= Trecho do texto =
>>>

Esta é a Igreja da qual o mesmo Senhor disse: “E as portas do inferno não prevalecerão contra ela”. Pelo testemunho da história sabemos que muitas igrejas locais que se afastaram da fé e tem caído em completa apostasia, as portas destas fecharam. Mas a promessa do Senhor Jesus não se refere diretamente a congregações locais visíveis, e sim a Igreja Invisível – corpo dos redimidos que pertencem a Cristo, sem distinção de tempo nem lugar.
A Igreja Invisível mantém uma íntima relação com Cristo. No Novo Testamento esta relação é expressa sob diversas analogias. Em sua epístola aos Efésios, Paulo designa a Igreja como a Esposa de Cristo. Porém, de todas as analogias, a que mais expressa vivamente a união mística entre Cristo e a sua Igreja, é aquela do corpo humano e a cabeça. Daí Paulo recorrer a ela tantas vezes, e que em suas epístolas desenvolve tão amplamente a relação espiritual entre Cristo – a Cabeça, e a Igreja – o Corpo. Esta união mística não se estabelece por meio de uma hierarquia eclesiástica visível, mas é fruto da maravilhosa obra do Espírito Santo: “Porque, assim como o corpo é um e tem muitos membros, e todos os membros, sendo muitos, constituem um só corpo, assim com respeito a Cristo. Pois, em um só Espírito, todos nós fomos batizados em um corpo, quer judeus, quer gregos, quer escravos, quer livres. E a todos nós foi dado beber de um só Espírito”.(1 Coríntios 12.12-13).

<<<

= Tarefa proposta =
No trecho sobre a Igreja Invisível, a citação de 1 Coríntios diz quem foi batizado em um só corpo. Liste todos os grupos de pessoas que ela menciona.

= Dados fornecidos =

>>>

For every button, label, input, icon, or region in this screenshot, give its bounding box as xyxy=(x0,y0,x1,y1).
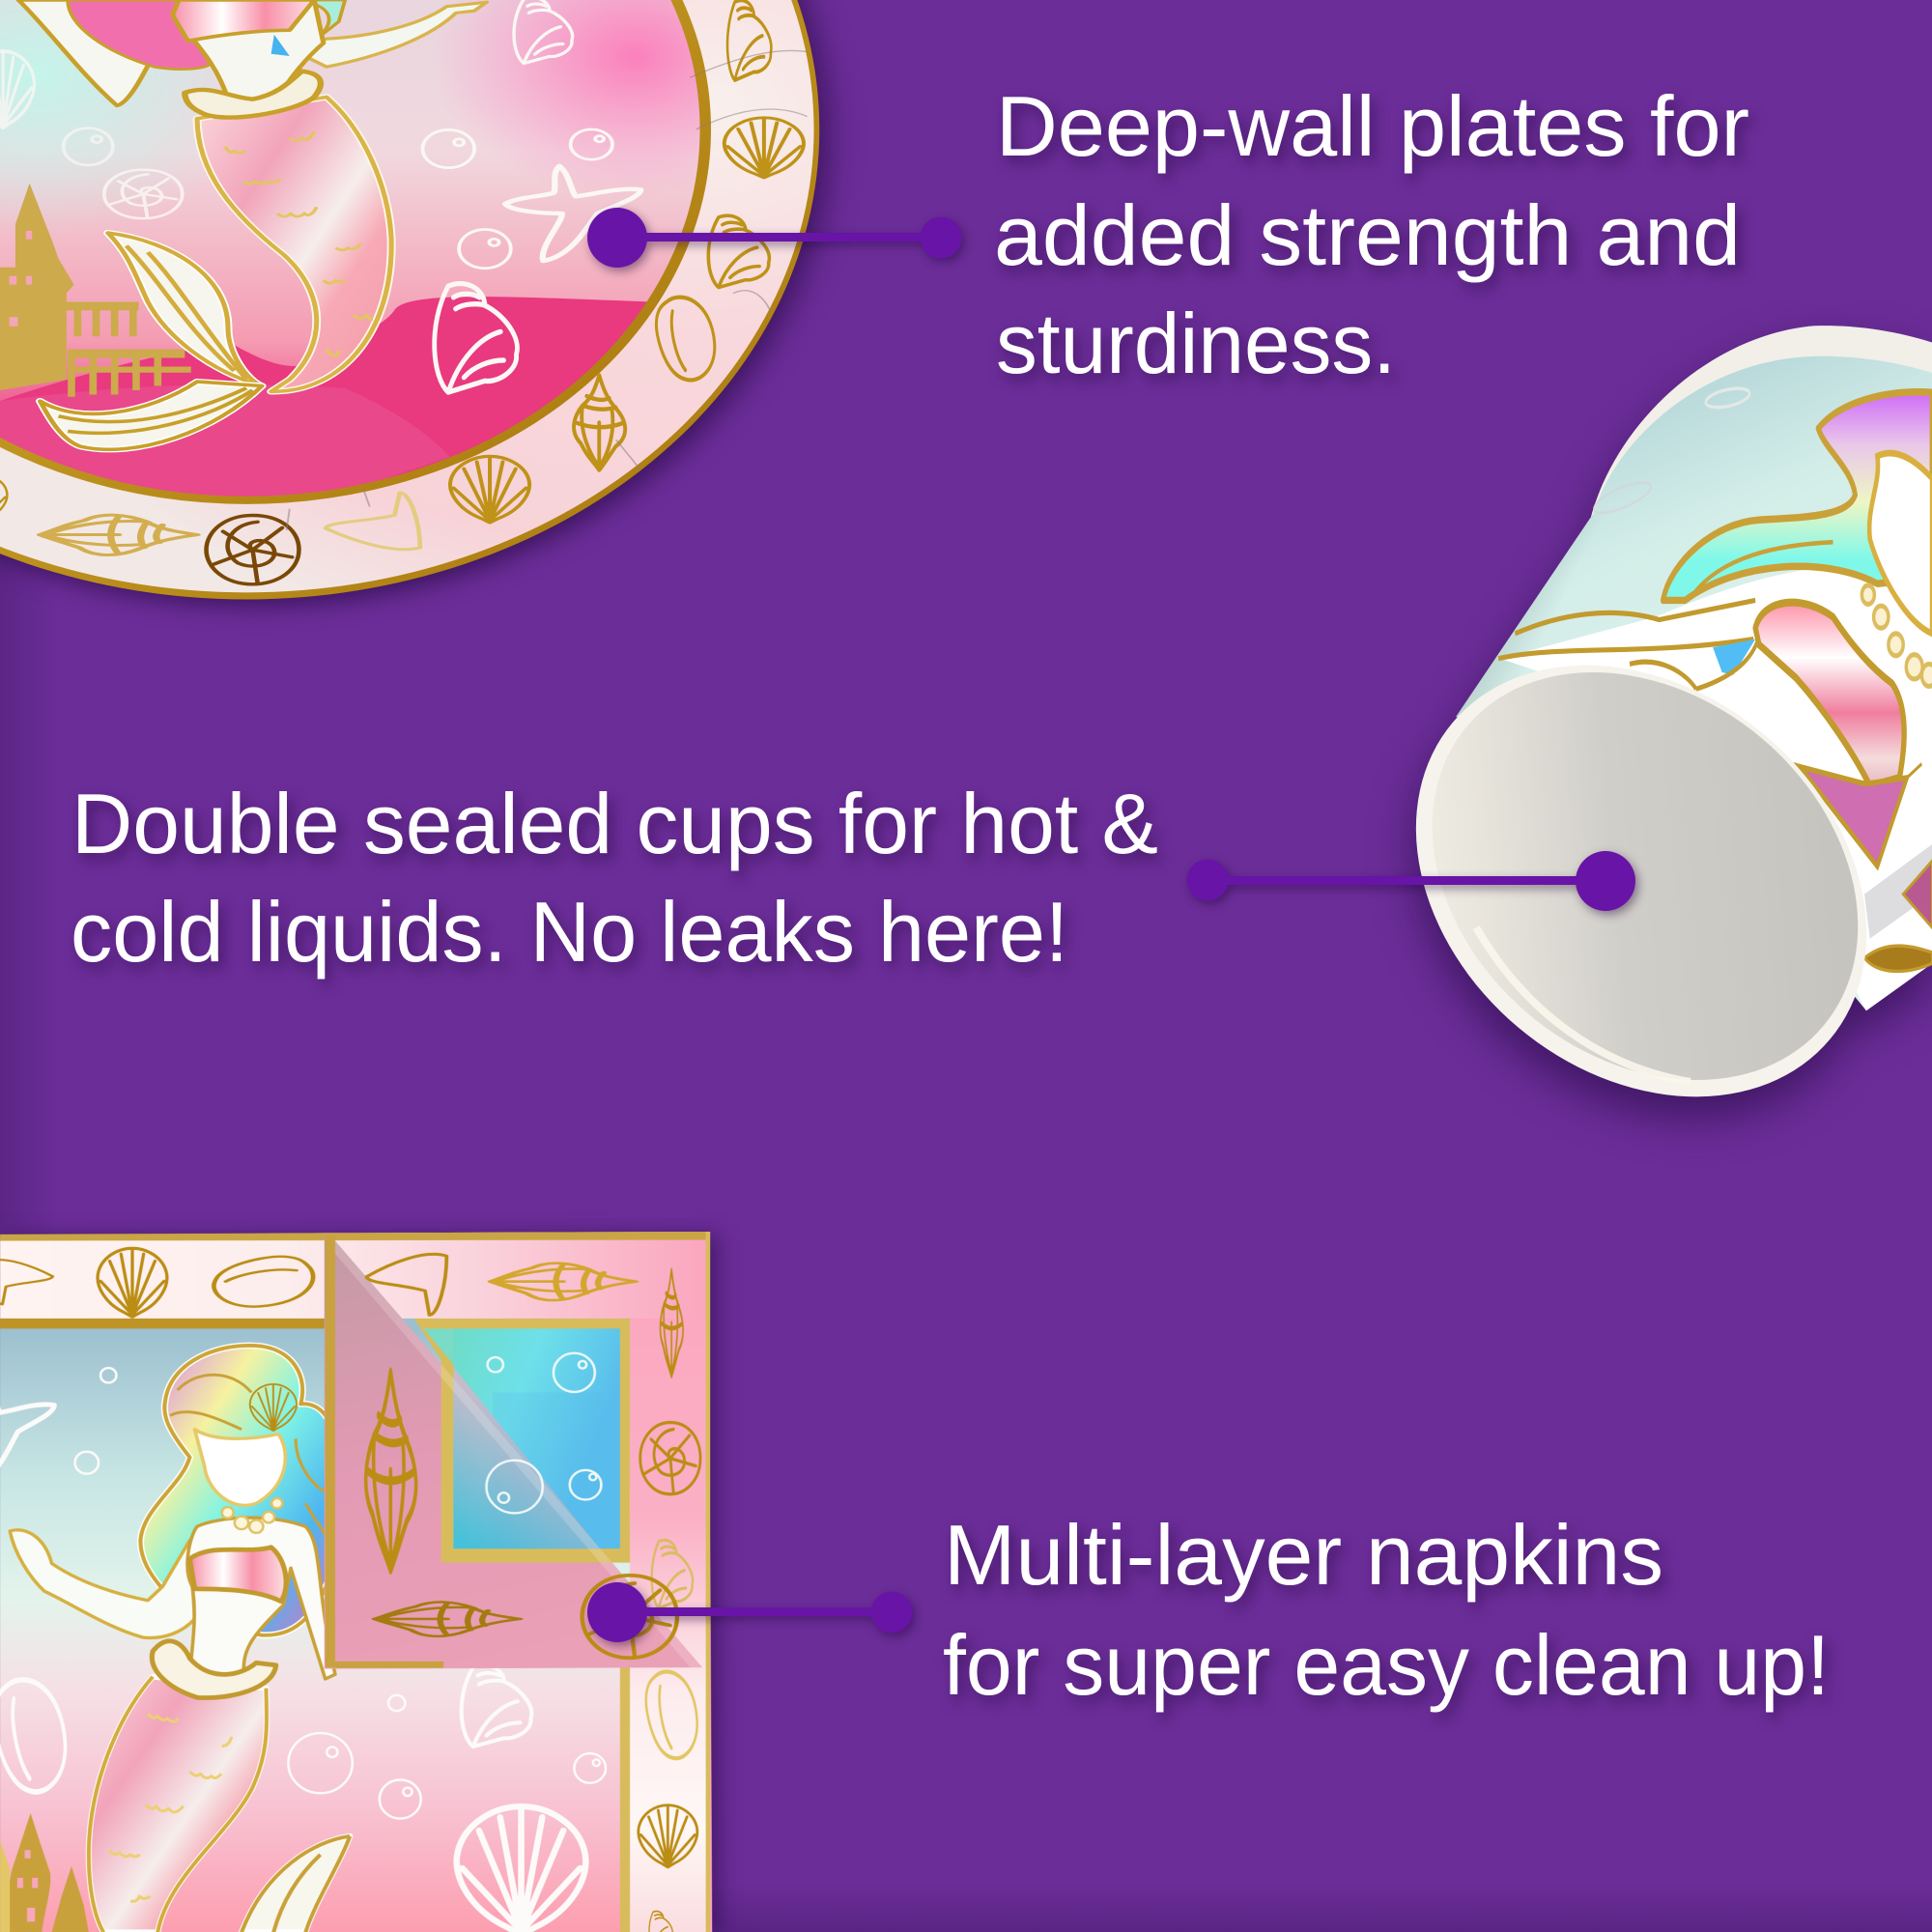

<<<

= Resposta =
Judeus, gregos, escravos e livres.